[Extracts from a graphics dataset]
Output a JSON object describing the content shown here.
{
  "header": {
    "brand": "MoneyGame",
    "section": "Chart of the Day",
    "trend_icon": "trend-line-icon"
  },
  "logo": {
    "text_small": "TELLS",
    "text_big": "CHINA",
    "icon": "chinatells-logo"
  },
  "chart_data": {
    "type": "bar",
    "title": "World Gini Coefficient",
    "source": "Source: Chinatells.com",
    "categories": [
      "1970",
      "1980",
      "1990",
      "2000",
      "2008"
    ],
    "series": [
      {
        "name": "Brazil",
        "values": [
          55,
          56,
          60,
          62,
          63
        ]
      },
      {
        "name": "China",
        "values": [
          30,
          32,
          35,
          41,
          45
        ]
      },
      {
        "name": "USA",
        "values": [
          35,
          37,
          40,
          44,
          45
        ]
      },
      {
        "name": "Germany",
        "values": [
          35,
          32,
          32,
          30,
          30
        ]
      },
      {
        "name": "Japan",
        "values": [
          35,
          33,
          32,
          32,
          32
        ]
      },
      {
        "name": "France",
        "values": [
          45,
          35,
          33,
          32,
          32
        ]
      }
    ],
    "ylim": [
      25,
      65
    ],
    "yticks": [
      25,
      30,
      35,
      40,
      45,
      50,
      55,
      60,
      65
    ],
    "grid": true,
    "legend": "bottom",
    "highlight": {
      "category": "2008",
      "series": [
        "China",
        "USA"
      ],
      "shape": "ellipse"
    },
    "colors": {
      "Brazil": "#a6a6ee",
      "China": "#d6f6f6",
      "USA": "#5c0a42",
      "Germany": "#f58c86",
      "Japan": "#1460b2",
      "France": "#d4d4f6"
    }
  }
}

- Description of the task: Output the data above exactly, please, line for line.

- Expected answer:
Output a JSON object describing the content shown here.
{
  "header": {
    "brand": "MoneyGame",
    "section": "Chart of the Day",
    "trend_icon": "trend-line-icon"
  },
  "logo": {
    "text_small": "TELLS",
    "text_big": "CHINA",
    "icon": "chinatells-logo"
  },
  "chart_data": {
    "type": "bar",
    "title": "World Gini Coefficient",
    "source": "Source: Chinatells.com",
    "categories": [
      "1970",
      "1980",
      "1990",
      "2000",
      "2008"
    ],
    "series": [
      {
        "name": "Brazil",
        "values": [
          55,
          56,
          60,
          62,
          63
        ]
      },
      {
        "name": "China",
        "values": [
          30,
          32,
          35,
          41,
          45
        ]
      },
      {
        "name": "USA",
        "values": [
          35,
          37,
          40,
          44,
          45
        ]
      },
      {
        "name": "Germany",
        "values": [
          35,
          32,
          32,
          30,
          30
        ]
      },
      {
        "name": "Japan",
        "values": [
          35,
          33,
          32,
          32,
          32
        ]
      },
      {
        "name": "France",
        "values": [
          45,
          35,
          33,
          32,
          32
        ]
      }
    ],
    "ylim": [
      25,
      65
    ],
    "yticks": [
      25,
      30,
      35,
      40,
      45,
      50,
      55,
      60,
      65
    ],
    "grid": true,
    "legend": "bottom",
    "highlight": {
      "category": "2008",
      "series": [
        "China",
        "USA"
      ],
      "shape": "ellipse"
    },
    "colors": {
      "Brazil": "#a6a6ee",
      "China": "#d6f6f6",
      "USA": "#5c0a42",
      "Germany": "#f58c86",
      "Japan": "#1460b2",
      "France": "#d4d4f6"
    }
  }
}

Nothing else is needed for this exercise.